***** STORED ROWS *****

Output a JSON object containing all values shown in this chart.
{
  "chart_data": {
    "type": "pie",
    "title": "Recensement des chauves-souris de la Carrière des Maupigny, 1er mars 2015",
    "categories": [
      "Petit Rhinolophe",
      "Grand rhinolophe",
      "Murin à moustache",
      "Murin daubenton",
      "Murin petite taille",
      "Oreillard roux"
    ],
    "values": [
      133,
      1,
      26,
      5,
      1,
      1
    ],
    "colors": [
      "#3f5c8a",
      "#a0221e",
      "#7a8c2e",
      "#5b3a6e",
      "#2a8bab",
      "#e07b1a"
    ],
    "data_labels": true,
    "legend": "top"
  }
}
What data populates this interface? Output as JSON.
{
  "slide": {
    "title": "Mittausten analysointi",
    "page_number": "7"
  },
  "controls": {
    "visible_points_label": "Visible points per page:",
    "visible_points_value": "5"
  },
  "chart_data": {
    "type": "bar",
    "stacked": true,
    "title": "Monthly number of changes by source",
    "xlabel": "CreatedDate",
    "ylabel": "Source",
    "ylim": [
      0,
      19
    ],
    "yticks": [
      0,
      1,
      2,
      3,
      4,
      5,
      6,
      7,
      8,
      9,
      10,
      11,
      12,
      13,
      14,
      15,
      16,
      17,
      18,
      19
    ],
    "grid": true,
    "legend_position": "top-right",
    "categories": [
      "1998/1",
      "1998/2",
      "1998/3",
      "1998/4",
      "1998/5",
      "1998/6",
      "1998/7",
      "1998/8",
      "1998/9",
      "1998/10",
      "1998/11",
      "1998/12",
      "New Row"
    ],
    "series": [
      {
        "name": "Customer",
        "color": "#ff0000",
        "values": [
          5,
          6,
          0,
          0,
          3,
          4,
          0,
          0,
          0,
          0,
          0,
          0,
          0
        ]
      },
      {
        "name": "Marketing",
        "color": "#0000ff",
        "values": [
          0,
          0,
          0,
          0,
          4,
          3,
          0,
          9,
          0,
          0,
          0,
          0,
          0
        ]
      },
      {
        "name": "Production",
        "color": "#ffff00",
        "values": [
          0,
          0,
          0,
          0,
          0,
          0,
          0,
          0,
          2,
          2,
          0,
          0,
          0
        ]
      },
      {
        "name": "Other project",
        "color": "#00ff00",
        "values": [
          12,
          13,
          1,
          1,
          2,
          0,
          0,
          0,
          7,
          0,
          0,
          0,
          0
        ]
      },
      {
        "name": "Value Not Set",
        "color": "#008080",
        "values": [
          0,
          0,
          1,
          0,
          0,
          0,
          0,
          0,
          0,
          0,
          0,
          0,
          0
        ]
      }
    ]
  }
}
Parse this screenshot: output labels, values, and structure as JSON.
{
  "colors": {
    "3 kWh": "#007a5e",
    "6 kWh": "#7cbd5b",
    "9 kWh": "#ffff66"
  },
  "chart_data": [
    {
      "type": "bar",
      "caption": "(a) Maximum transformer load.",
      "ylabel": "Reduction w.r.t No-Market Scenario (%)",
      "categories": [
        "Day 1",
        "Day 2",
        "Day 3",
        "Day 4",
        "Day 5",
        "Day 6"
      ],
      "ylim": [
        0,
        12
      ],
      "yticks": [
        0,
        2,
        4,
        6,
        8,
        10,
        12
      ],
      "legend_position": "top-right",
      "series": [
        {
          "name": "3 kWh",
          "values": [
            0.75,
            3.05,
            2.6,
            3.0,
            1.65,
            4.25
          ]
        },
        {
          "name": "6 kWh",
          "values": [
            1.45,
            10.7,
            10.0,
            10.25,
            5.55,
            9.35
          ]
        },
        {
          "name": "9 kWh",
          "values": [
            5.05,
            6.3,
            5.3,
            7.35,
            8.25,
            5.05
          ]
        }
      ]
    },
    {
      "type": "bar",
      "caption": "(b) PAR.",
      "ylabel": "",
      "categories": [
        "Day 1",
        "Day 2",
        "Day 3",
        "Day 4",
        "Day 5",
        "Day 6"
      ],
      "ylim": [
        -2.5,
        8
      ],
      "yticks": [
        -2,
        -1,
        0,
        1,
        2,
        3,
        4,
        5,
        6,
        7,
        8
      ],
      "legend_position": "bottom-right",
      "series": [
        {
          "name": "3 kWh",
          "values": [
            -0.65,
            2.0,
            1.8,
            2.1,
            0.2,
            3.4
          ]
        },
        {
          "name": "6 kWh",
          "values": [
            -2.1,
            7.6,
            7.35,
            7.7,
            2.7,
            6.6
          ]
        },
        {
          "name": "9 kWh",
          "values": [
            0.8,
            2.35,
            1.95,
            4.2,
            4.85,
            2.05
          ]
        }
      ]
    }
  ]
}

*****
***** STORED ROWS *****

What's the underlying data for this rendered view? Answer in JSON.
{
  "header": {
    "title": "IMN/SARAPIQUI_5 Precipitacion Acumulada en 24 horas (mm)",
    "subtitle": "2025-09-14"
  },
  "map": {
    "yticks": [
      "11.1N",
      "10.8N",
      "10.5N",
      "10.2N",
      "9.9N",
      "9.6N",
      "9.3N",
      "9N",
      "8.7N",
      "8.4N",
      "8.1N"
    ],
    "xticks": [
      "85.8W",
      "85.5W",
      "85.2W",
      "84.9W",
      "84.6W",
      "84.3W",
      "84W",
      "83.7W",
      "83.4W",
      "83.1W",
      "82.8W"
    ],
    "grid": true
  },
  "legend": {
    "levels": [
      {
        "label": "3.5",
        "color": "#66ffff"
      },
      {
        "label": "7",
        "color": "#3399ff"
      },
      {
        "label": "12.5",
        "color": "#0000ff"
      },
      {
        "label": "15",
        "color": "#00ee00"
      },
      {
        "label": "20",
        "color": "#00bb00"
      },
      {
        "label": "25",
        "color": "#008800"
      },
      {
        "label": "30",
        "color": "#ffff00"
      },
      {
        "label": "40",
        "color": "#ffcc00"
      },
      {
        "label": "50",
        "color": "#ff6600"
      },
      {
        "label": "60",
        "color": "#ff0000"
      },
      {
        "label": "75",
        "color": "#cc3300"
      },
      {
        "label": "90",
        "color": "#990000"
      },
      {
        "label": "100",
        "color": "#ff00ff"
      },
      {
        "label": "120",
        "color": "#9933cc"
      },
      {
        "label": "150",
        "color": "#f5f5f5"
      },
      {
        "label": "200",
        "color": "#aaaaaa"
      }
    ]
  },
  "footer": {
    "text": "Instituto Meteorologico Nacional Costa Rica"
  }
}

*****

[REQUIREMENT] From the entries above, copy every line that holds the word "What".

[RESPONSE]
What data populates this interface? Output as JSON.
What's the underlying data for this rendered view? Answer in JSON.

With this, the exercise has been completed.